'''

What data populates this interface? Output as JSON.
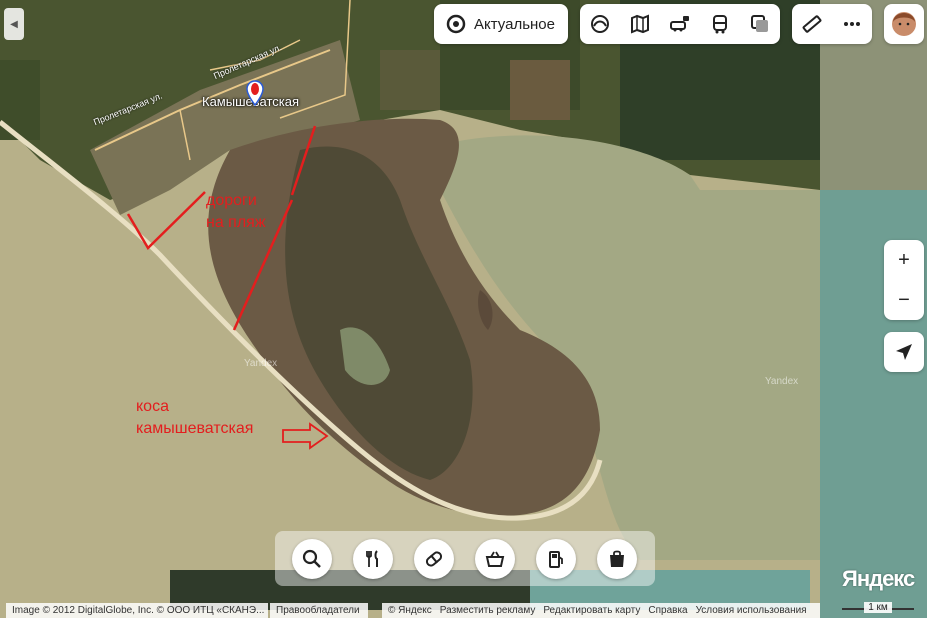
{
  "sidebar_toggle": {
    "icon": "chevron-left-icon"
  },
  "layers": {
    "label": "Актуальное",
    "icon": "target-icon"
  },
  "modes": [
    {
      "name": "panorama",
      "icon": "panorama-icon"
    },
    {
      "name": "map-type",
      "icon": "map-book-icon"
    },
    {
      "name": "traffic",
      "icon": "car-traffic-icon"
    },
    {
      "name": "transport",
      "icon": "bus-icon"
    },
    {
      "name": "layers",
      "icon": "layers-icon"
    }
  ],
  "tools": [
    {
      "name": "ruler",
      "icon": "ruler-icon"
    },
    {
      "name": "more",
      "icon": "more-dots-icon"
    }
  ],
  "zoom": {
    "in": "+",
    "out": "−"
  },
  "map": {
    "town": "Камышеватская",
    "streets": [
      "Пролетарская ул.",
      "Пролетарская ул."
    ],
    "annotation_roads": [
      "дороги",
      "на пляж"
    ],
    "annotation_spit": [
      "коса",
      "камышеватская"
    ],
    "watermark": "Yandex"
  },
  "categories": [
    {
      "name": "search",
      "icon": "search-icon"
    },
    {
      "name": "food",
      "icon": "fork-knife-icon"
    },
    {
      "name": "pharmacy",
      "icon": "pill-icon"
    },
    {
      "name": "grocery",
      "icon": "basket-icon"
    },
    {
      "name": "fuel",
      "icon": "fuel-icon"
    },
    {
      "name": "shopping",
      "icon": "shopping-bag-icon"
    }
  ],
  "footer": {
    "imagery": "Image © 2012 DigitalGlobe, Inc. © ООО ИТЦ «СКАНЭ...",
    "rightsholders": "Правообладатели",
    "links": [
      "© Яндекс",
      "Разместить рекламу",
      "Редактировать карту",
      "Справка",
      "Условия использования"
    ],
    "scale": "1 км",
    "logo": "Яндекс"
  },
  "colors": {
    "sea": "#a6ad86",
    "land": "#4f5a3a",
    "sand": "#e8dfc2",
    "annotation": "#e31e1e"
  }
}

'''

What to work on →
Return each line from the material above exactly, but not the pictures.

Completed exercise →
What data populates this interface? Output as JSON.
{
  "sidebar_toggle": {
    "icon": "chevron-left-icon"
  },
  "layers": {
    "label": "Актуальное",
    "icon": "target-icon"
  },
  "modes": [
    {
      "name": "panorama",
      "icon": "panorama-icon"
    },
    {
      "name": "map-type",
      "icon": "map-book-icon"
    },
    {
      "name": "traffic",
      "icon": "car-traffic-icon"
    },
    {
      "name": "transport",
      "icon": "bus-icon"
    },
    {
      "name": "layers",
      "icon": "layers-icon"
    }
  ],
  "tools": [
    {
      "name": "ruler",
      "icon": "ruler-icon"
    },
    {
      "name": "more",
      "icon": "more-dots-icon"
    }
  ],
  "zoom": {
    "in": "+",
    "out": "−"
  },
  "map": {
    "town": "Камышеватская",
    "streets": [
      "Пролетарская ул.",
      "Пролетарская ул."
    ],
    "annotation_roads": [
      "дороги",
      "на пляж"
    ],
    "annotation_spit": [
      "коса",
      "камышеватская"
    ],
    "watermark": "Yandex"
  },
  "categories": [
    {
      "name": "search",
      "icon": "search-icon"
    },
    {
      "name": "food",
      "icon": "fork-knife-icon"
    },
    {
      "name": "pharmacy",
      "icon": "pill-icon"
    },
    {
      "name": "grocery",
      "icon": "basket-icon"
    },
    {
      "name": "fuel",
      "icon": "fuel-icon"
    },
    {
      "name": "shopping",
      "icon": "shopping-bag-icon"
    }
  ],
  "footer": {
    "imagery": "Image © 2012 DigitalGlobe, Inc. © ООО ИТЦ «СКАНЭ...",
    "rightsholders": "Правообладатели",
    "links": [
      "© Яндекс",
      "Разместить рекламу",
      "Редактировать карту",
      "Справка",
      "Условия использования"
    ],
    "scale": "1 км",
    "logo": "Яндекс"
  },
  "colors": {
    "sea": "#a6ad86",
    "land": "#4f5a3a",
    "sand": "#e8dfc2",
    "annotation": "#e31e1e"
  }
}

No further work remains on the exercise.